Write out each record below exactly as it appears, with no pictures.

■ ITEMS

## Begin

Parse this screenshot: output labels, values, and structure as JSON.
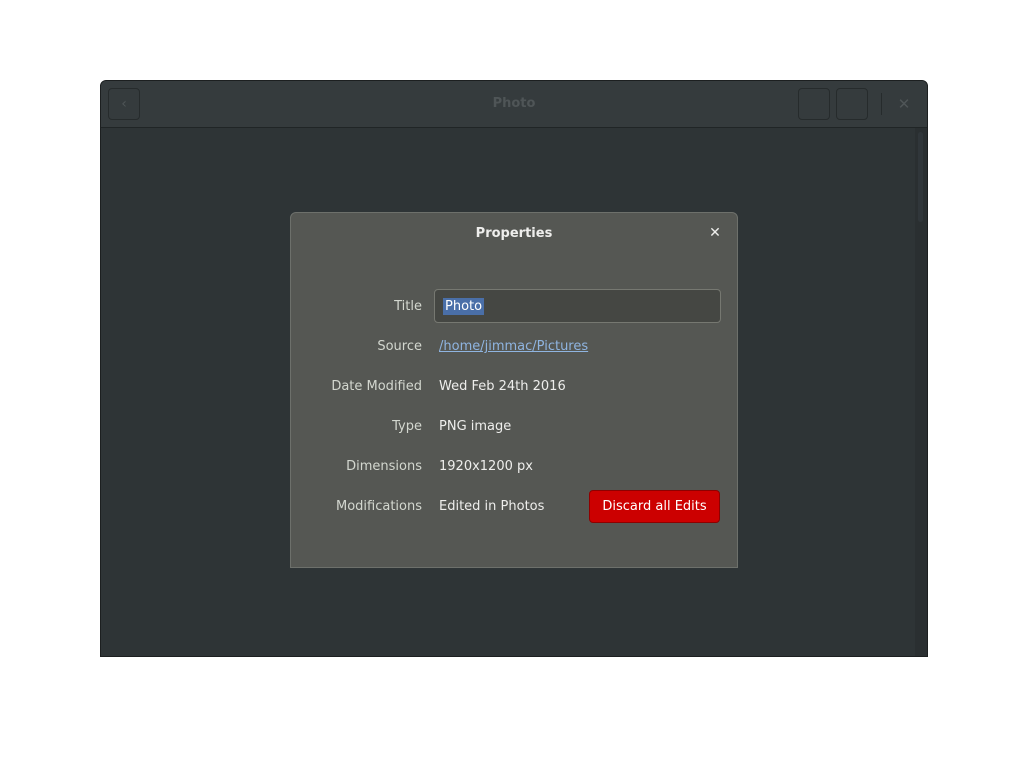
{
  "window": {
    "title": "Photo",
    "back_icon": "chevron-left-icon",
    "close_icon": "close-icon",
    "close_glyph": "✕",
    "back_glyph": "‹"
  },
  "dialog": {
    "title": "Properties",
    "close_glyph": "✕",
    "rows": {
      "title": {
        "label": "Title",
        "value": "Photo"
      },
      "source": {
        "label": "Source",
        "value": "/home/jimmac/Pictures"
      },
      "date": {
        "label": "Date Modified",
        "value": "Wed Feb 24th 2016"
      },
      "type": {
        "label": "Type",
        "value": "PNG image"
      },
      "dimensions": {
        "label": "Dimensions",
        "value": "1920x1200 px"
      },
      "modifications": {
        "label": "Modifications",
        "value": "Edited in Photos"
      }
    },
    "discard_label": "Discard all Edits"
  },
  "colors": {
    "window_bg": "#2e3436",
    "dialog_bg": "#555753",
    "destructive": "#cc0000",
    "selection": "#4a6fa8",
    "link": "#8fb4e0"
  }
}
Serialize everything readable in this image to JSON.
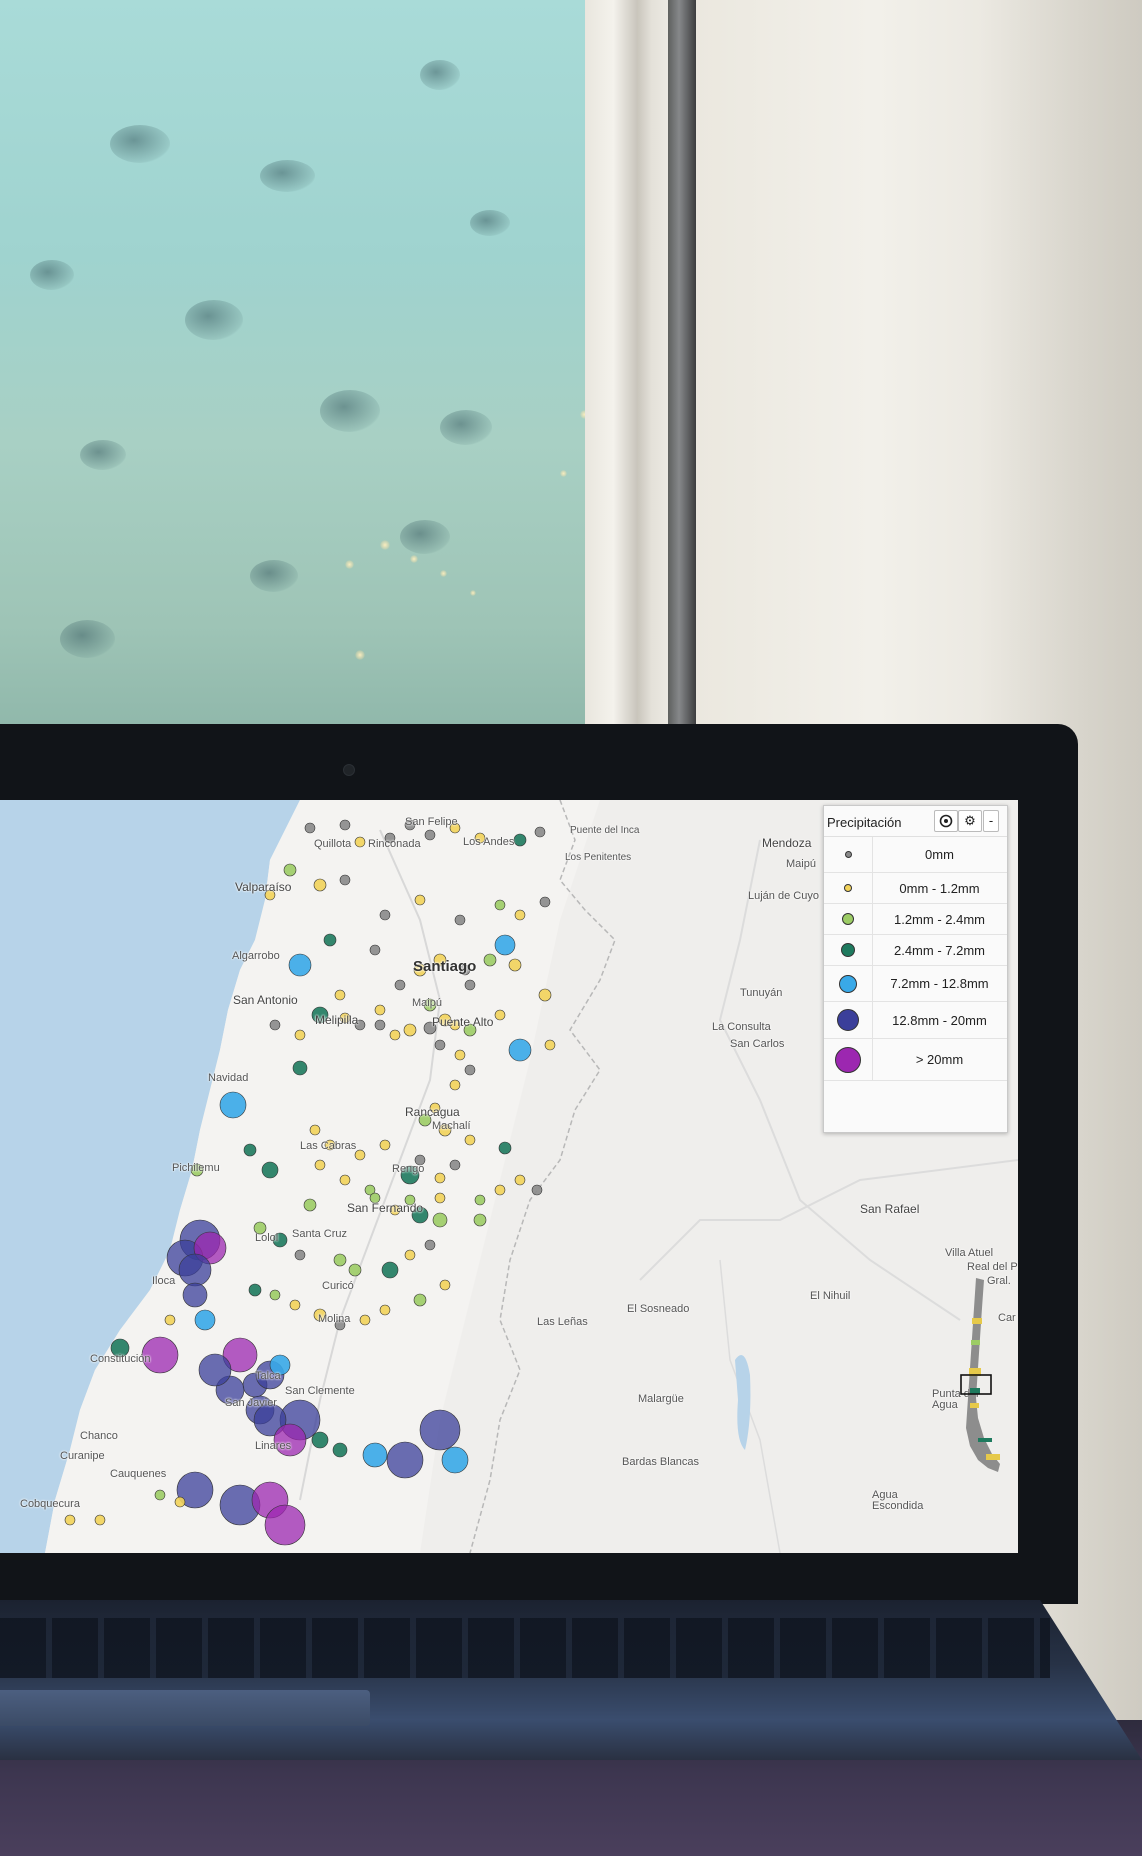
{
  "map": {
    "labels": [
      "San Felipe",
      "Quillota",
      "Rinconada",
      "Los Andes",
      "Puente del Inca",
      "Los Penitentes",
      "Mendoza",
      "Maipú",
      "Luján de Cuyo",
      "Valparaíso",
      "Algarrobo",
      "Santiago",
      "San Antonio",
      "Maipú",
      "Melipilla",
      "Puente Alto",
      "Tunuyán",
      "La Consulta",
      "San Carlos",
      "Navidad",
      "Rancagua",
      "Machalí",
      "Las Cabras",
      "Rengo",
      "Pichilemu",
      "San Fernando",
      "Lolol",
      "Santa Cruz",
      "San Rafael",
      "Villa Atuel",
      "Real del Padre",
      "Gral.",
      "Iloca",
      "Curicó",
      "Molina",
      "El Sosneado",
      "El Nihuil",
      "Las Leñas",
      "Constitución",
      "Talca",
      "San Clemente",
      "San Javier",
      "Chanco",
      "Cauquenes",
      "Curanipe",
      "Linares",
      "Cobquecura",
      "Malargüe",
      "Bardas Blancas",
      "Punta del Agua",
      "Agua Escondida",
      "Car"
    ]
  },
  "legend": {
    "title": "Precipitación",
    "target_icon": "target-icon",
    "gear_icon": "gear-icon",
    "collapse_label": "-",
    "rows": [
      {
        "range": "0mm",
        "color": "#8a8a8a"
      },
      {
        "range": "0mm - 1.2mm",
        "color": "#f2d35a"
      },
      {
        "range": "1.2mm - 2.4mm",
        "color": "#9ccc65"
      },
      {
        "range": "2.4mm - 7.2mm",
        "color": "#1e7a5e"
      },
      {
        "range": "7.2mm - 12.8mm",
        "color": "#39a9e8"
      },
      {
        "range": "12.8mm - 20mm",
        "color": "#3b3f9a"
      },
      {
        "range": "> 20mm",
        "color": "#9c27b0"
      }
    ]
  }
}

## End

■ OUTPUT
Parse this screenshot: output labels, values, and structure as JSON.
{
  "window": {
    "title": "Photo",
    "back_icon": "chevron-left-icon",
    "close_icon": "close-icon",
    "close_glyph": "✕",
    "back_glyph": "‹"
  },
  "dialog": {
    "title": "Properties",
    "close_glyph": "✕",
    "rows": {
      "title": {
        "label": "Title",
        "value": "Photo"
      },
      "source": {
        "label": "Source",
        "value": "/home/jimmac/Pictures"
      },
      "date": {
        "label": "Date Modified",
        "value": "Wed Feb 24th 2016"
      },
      "type": {
        "label": "Type",
        "value": "PNG image"
      },
      "dimensions": {
        "label": "Dimensions",
        "value": "1920x1200 px"
      },
      "modifications": {
        "label": "Modifications",
        "value": "Edited in Photos"
      }
    },
    "discard_label": "Discard all Edits"
  },
  "colors": {
    "window_bg": "#2e3436",
    "dialog_bg": "#555753",
    "destructive": "#cc0000",
    "selection": "#4a6fa8",
    "link": "#8fb4e0"
  }
}
Serialize everything readable in this image to JSON.
{
  "map": {
    "labels": [
      "San Felipe",
      "Quillota",
      "Rinconada",
      "Los Andes",
      "Puente del Inca",
      "Los Penitentes",
      "Mendoza",
      "Maipú",
      "Luján de Cuyo",
      "Valparaíso",
      "Algarrobo",
      "Santiago",
      "San Antonio",
      "Maipú",
      "Melipilla",
      "Puente Alto",
      "Tunuyán",
      "La Consulta",
      "San Carlos",
      "Navidad",
      "Rancagua",
      "Machalí",
      "Las Cabras",
      "Rengo",
      "Pichilemu",
      "San Fernando",
      "Lolol",
      "Santa Cruz",
      "San Rafael",
      "Villa Atuel",
      "Real del Padre",
      "Gral.",
      "Iloca",
      "Curicó",
      "Molina",
      "El Sosneado",
      "El Nihuil",
      "Las Leñas",
      "Constitución",
      "Talca",
      "San Clemente",
      "San Javier",
      "Chanco",
      "Cauquenes",
      "Curanipe",
      "Linares",
      "Cobquecura",
      "Malargüe",
      "Bardas Blancas",
      "Punta del Agua",
      "Agua Escondida",
      "Car"
    ]
  },
  "legend": {
    "title": "Precipitación",
    "target_icon": "target-icon",
    "gear_icon": "gear-icon",
    "collapse_label": "-",
    "rows": [
      {
        "range": "0mm",
        "color": "#8a8a8a"
      },
      {
        "range": "0mm - 1.2mm",
        "color": "#f2d35a"
      },
      {
        "range": "1.2mm - 2.4mm",
        "color": "#9ccc65"
      },
      {
        "range": "2.4mm - 7.2mm",
        "color": "#1e7a5e"
      },
      {
        "range": "7.2mm - 12.8mm",
        "color": "#39a9e8"
      },
      {
        "range": "12.8mm - 20mm",
        "color": "#3b3f9a"
      },
      {
        "range": "> 20mm",
        "color": "#9c27b0"
      }
    ]
  }
}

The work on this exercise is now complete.